*Required work:*
Can you transcribe the data exactly? Leave the pictures out.

*Data provided:*
------------------------

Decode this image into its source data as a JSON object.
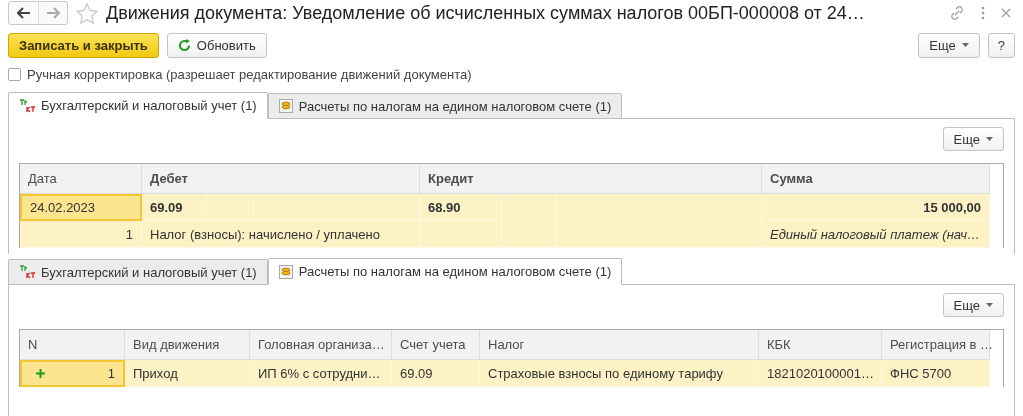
{
  "window": {
    "title": "Движения документа: Уведомление об исчисленных суммах налогов 00БП-000008 от 24…"
  },
  "toolbar": {
    "buttons": [
      {
        "kind": "primary",
        "label": "Записать и закрыть"
      },
      {
        "kind": "refresh",
        "label": "Обновить"
      }
    ],
    "more": "Еще",
    "help": "?"
  },
  "manual_correction": {
    "label": "Ручная корректировка (разрешает редактирование движений документа)",
    "checked": false
  },
  "views": [
    {
      "kind": "accounting",
      "tabs": [
        {
          "label": "Бухгалтерский и налоговый учет (1)",
          "kind": "ledger",
          "selected": true
        },
        {
          "label": "Расчеты по налогам на едином налоговом счете (1)",
          "kind": "coins",
          "selected": false
        }
      ],
      "more": "Еще",
      "table": {
        "columns": [
          "Дата",
          "Дебет",
          "Кредит",
          "Сумма"
        ],
        "rows": [
          {
            "selected": true,
            "date": "24.02.2023",
            "debit": "69.09",
            "credit": "68.90",
            "amount": "15 000,00",
            "number": "1",
            "debit_content": "Налог (взносы): начислено / уплачено",
            "amount_content": "Единый налоговый платеж (нач…"
          }
        ]
      }
    },
    {
      "kind": "tax",
      "tabs": [
        {
          "label": "Бухгалтерский и налоговый учет (1)",
          "kind": "ledger",
          "selected": false
        },
        {
          "label": "Расчеты по налогам на едином налоговом счете (1)",
          "kind": "coins",
          "selected": true
        }
      ],
      "more": "Еще",
      "table": {
        "columns": [
          "N",
          "Вид движения",
          "Головная организа…",
          "Счет учета",
          "Налог",
          "КБК",
          "Регистрация в …"
        ],
        "rows": [
          {
            "selected": true,
            "cells": [
              "1",
              "Приход",
              "ИП 6% с сотрудни…",
              "69.09",
              "Страховые взносы по единому тарифу",
              "1821020100001…",
              "ФНС 5700"
            ]
          }
        ]
      }
    }
  ]
}
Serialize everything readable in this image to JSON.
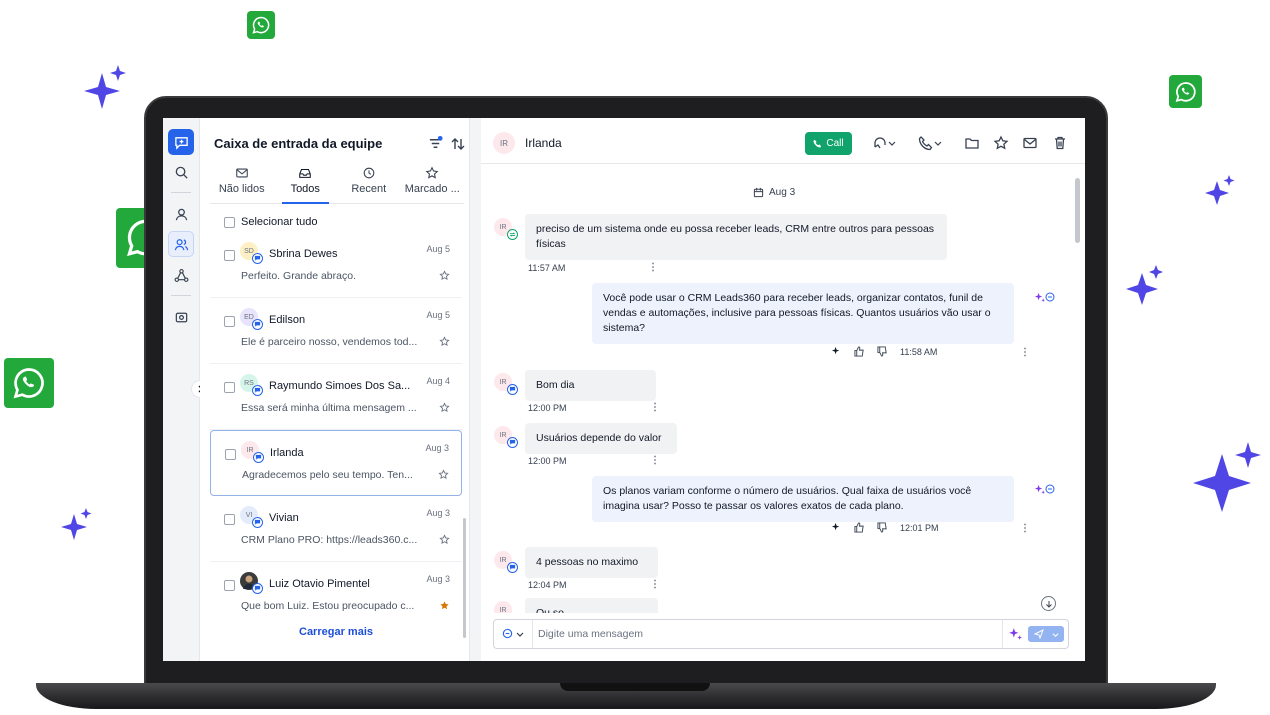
{
  "colors": {
    "accent": "#2563eb",
    "call_green": "#10a36b",
    "whatsapp": "#23a83b",
    "sparkle": "#4f46e5",
    "favorite_star": "#d97706"
  },
  "list": {
    "title": "Caixa de entrada da equipe",
    "tabs": [
      {
        "label": "Não lidos",
        "icon": "mail-icon"
      },
      {
        "label": "Todos",
        "icon": "inbox-icon"
      },
      {
        "label": "Recent",
        "icon": "clock-icon"
      },
      {
        "label": "Marcado ...",
        "icon": "star-icon"
      }
    ],
    "select_all": "Selecionar tudo",
    "conversations": [
      {
        "initials": "SD",
        "name": "Sbrina Dewes",
        "date": "Aug 5",
        "preview": "Perfeito. Grande abraço.",
        "avatar_color": "#fdf0c4",
        "starred": false
      },
      {
        "initials": "ED",
        "name": "Edilson",
        "date": "Aug 5",
        "preview": "Ele é parceiro nosso, vendemos tod...",
        "avatar_color": "#e7e4fb",
        "starred": false
      },
      {
        "initials": "RS",
        "name": "Raymundo Simoes Dos Sa...",
        "date": "Aug 4",
        "preview": "Essa será minha última mensagem ...",
        "avatar_color": "#d6f5ea",
        "starred": false
      },
      {
        "initials": "IR",
        "name": "Irlanda",
        "date": "Aug 3",
        "preview": "Agradecemos pelo seu tempo. Ten...",
        "avatar_color": "#fde8ec",
        "starred": false
      },
      {
        "initials": "VI",
        "name": "Vivian",
        "date": "Aug 3",
        "preview": "CRM Plano PRO: https://leads360.c...",
        "avatar_color": "#e4ecfb",
        "starred": false
      },
      {
        "initials": "",
        "name": "Luiz Otavio Pimentel",
        "date": "Aug 3",
        "preview": "Que bom Luiz. Estou preocupado c...",
        "avatar_color": "#3b3b3b",
        "starred": true
      }
    ],
    "load_more": "Carregar mais"
  },
  "chat": {
    "contact_initials": "IR",
    "contact_name": "Irlanda",
    "call_label": "Call",
    "date_chip": "Aug 3",
    "messages": [
      {
        "dir": "in",
        "text": "preciso de um sistema onde eu possa receber leads, CRM entre outros para pessoas físicas",
        "time": "11:57 AM"
      },
      {
        "dir": "out",
        "text": "Você pode usar o CRM Leads360 para receber leads, organizar contatos, funil de vendas e automações, inclusive para pessoas físicas. Quantos usuários vão usar o sistema?",
        "time": "11:58 AM"
      },
      {
        "dir": "in",
        "text": "Bom dia",
        "time": "12:00 PM"
      },
      {
        "dir": "in",
        "text": "Usuários depende do valor",
        "time": "12:00 PM"
      },
      {
        "dir": "out",
        "text": "Os planos variam conforme o número de usuários. Qual faixa de usuários você imagina usar? Posso te passar os valores exatos de cada plano.",
        "time": "12:01 PM"
      },
      {
        "dir": "in",
        "text": "4 pessoas no maximo",
        "time": "12:04 PM"
      },
      {
        "dir": "in",
        "text": "Ou so",
        "time": ""
      }
    ],
    "composer_placeholder": "Digite uma mensagem"
  }
}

------------------------

*Reply:*
Decode this image into its source data as a JSON object.
{
  "window": {
    "title": "Движения документа: Уведомление об исчисленных суммах налогов 00БП-000008 от 24…"
  },
  "toolbar": {
    "buttons": [
      {
        "kind": "primary",
        "label": "Записать и закрыть"
      },
      {
        "kind": "refresh",
        "label": "Обновить"
      }
    ],
    "more": "Еще",
    "help": "?"
  },
  "manual_correction": {
    "label": "Ручная корректировка (разрешает редактирование движений документа)",
    "checked": false
  },
  "views": [
    {
      "kind": "accounting",
      "tabs": [
        {
          "label": "Бухгалтерский и налоговый учет (1)",
          "kind": "ledger",
          "selected": true
        },
        {
          "label": "Расчеты по налогам на едином налоговом счете (1)",
          "kind": "coins",
          "selected": false
        }
      ],
      "more": "Еще",
      "table": {
        "columns": [
          "Дата",
          "Дебет",
          "Кредит",
          "Сумма"
        ],
        "rows": [
          {
            "selected": true,
            "date": "24.02.2023",
            "debit": "69.09",
            "credit": "68.90",
            "amount": "15 000,00",
            "number": "1",
            "debit_content": "Налог (взносы): начислено / уплачено",
            "amount_content": "Единый налоговый платеж (нач…"
          }
        ]
      }
    },
    {
      "kind": "tax",
      "tabs": [
        {
          "label": "Бухгалтерский и налоговый учет (1)",
          "kind": "ledger",
          "selected": false
        },
        {
          "label": "Расчеты по налогам на едином налоговом счете (1)",
          "kind": "coins",
          "selected": true
        }
      ],
      "more": "Еще",
      "table": {
        "columns": [
          "N",
          "Вид движения",
          "Головная организа…",
          "Счет учета",
          "Налог",
          "КБК",
          "Регистрация в …"
        ],
        "rows": [
          {
            "selected": true,
            "cells": [
              "1",
              "Приход",
              "ИП 6% с сотрудни…",
              "69.09",
              "Страховые взносы по единому тарифу",
              "1821020100001…",
              "ФНС 5700"
            ]
          }
        ]
      }
    }
  ]
}
Serialize everything readable in this image to JSON.
{
  "colors": {
    "accent": "#2563eb",
    "call_green": "#10a36b",
    "whatsapp": "#23a83b",
    "sparkle": "#4f46e5",
    "favorite_star": "#d97706"
  },
  "list": {
    "title": "Caixa de entrada da equipe",
    "tabs": [
      {
        "label": "Não lidos",
        "icon": "mail-icon"
      },
      {
        "label": "Todos",
        "icon": "inbox-icon"
      },
      {
        "label": "Recent",
        "icon": "clock-icon"
      },
      {
        "label": "Marcado ...",
        "icon": "star-icon"
      }
    ],
    "select_all": "Selecionar tudo",
    "conversations": [
      {
        "initials": "SD",
        "name": "Sbrina Dewes",
        "date": "Aug 5",
        "preview": "Perfeito. Grande abraço.",
        "avatar_color": "#fdf0c4",
        "starred": false
      },
      {
        "initials": "ED",
        "name": "Edilson",
        "date": "Aug 5",
        "preview": "Ele é parceiro nosso, vendemos tod...",
        "avatar_color": "#e7e4fb",
        "starred": false
      },
      {
        "initials": "RS",
        "name": "Raymundo Simoes Dos Sa...",
        "date": "Aug 4",
        "preview": "Essa será minha última mensagem ...",
        "avatar_color": "#d6f5ea",
        "starred": false
      },
      {
        "initials": "IR",
        "name": "Irlanda",
        "date": "Aug 3",
        "preview": "Agradecemos pelo seu tempo. Ten...",
        "avatar_color": "#fde8ec",
        "starred": false
      },
      {
        "initials": "VI",
        "name": "Vivian",
        "date": "Aug 3",
        "preview": "CRM Plano PRO: https://leads360.c...",
        "avatar_color": "#e4ecfb",
        "starred": false
      },
      {
        "initials": "",
        "name": "Luiz Otavio Pimentel",
        "date": "Aug 3",
        "preview": "Que bom Luiz. Estou preocupado c...",
        "avatar_color": "#3b3b3b",
        "starred": true
      }
    ],
    "load_more": "Carregar mais"
  },
  "chat": {
    "contact_initials": "IR",
    "contact_name": "Irlanda",
    "call_label": "Call",
    "date_chip": "Aug 3",
    "messages": [
      {
        "dir": "in",
        "text": "preciso de um sistema onde eu possa receber leads, CRM entre outros para pessoas físicas",
        "time": "11:57 AM"
      },
      {
        "dir": "out",
        "text": "Você pode usar o CRM Leads360 para receber leads, organizar contatos, funil de vendas e automações, inclusive para pessoas físicas. Quantos usuários vão usar o sistema?",
        "time": "11:58 AM"
      },
      {
        "dir": "in",
        "text": "Bom dia",
        "time": "12:00 PM"
      },
      {
        "dir": "in",
        "text": "Usuários depende do valor",
        "time": "12:00 PM"
      },
      {
        "dir": "out",
        "text": "Os planos variam conforme o número de usuários. Qual faixa de usuários você imagina usar? Posso te passar os valores exatos de cada plano.",
        "time": "12:01 PM"
      },
      {
        "dir": "in",
        "text": "4 pessoas no maximo",
        "time": "12:04 PM"
      },
      {
        "dir": "in",
        "text": "Ou so",
        "time": ""
      }
    ],
    "composer_placeholder": "Digite uma mensagem"
  }
}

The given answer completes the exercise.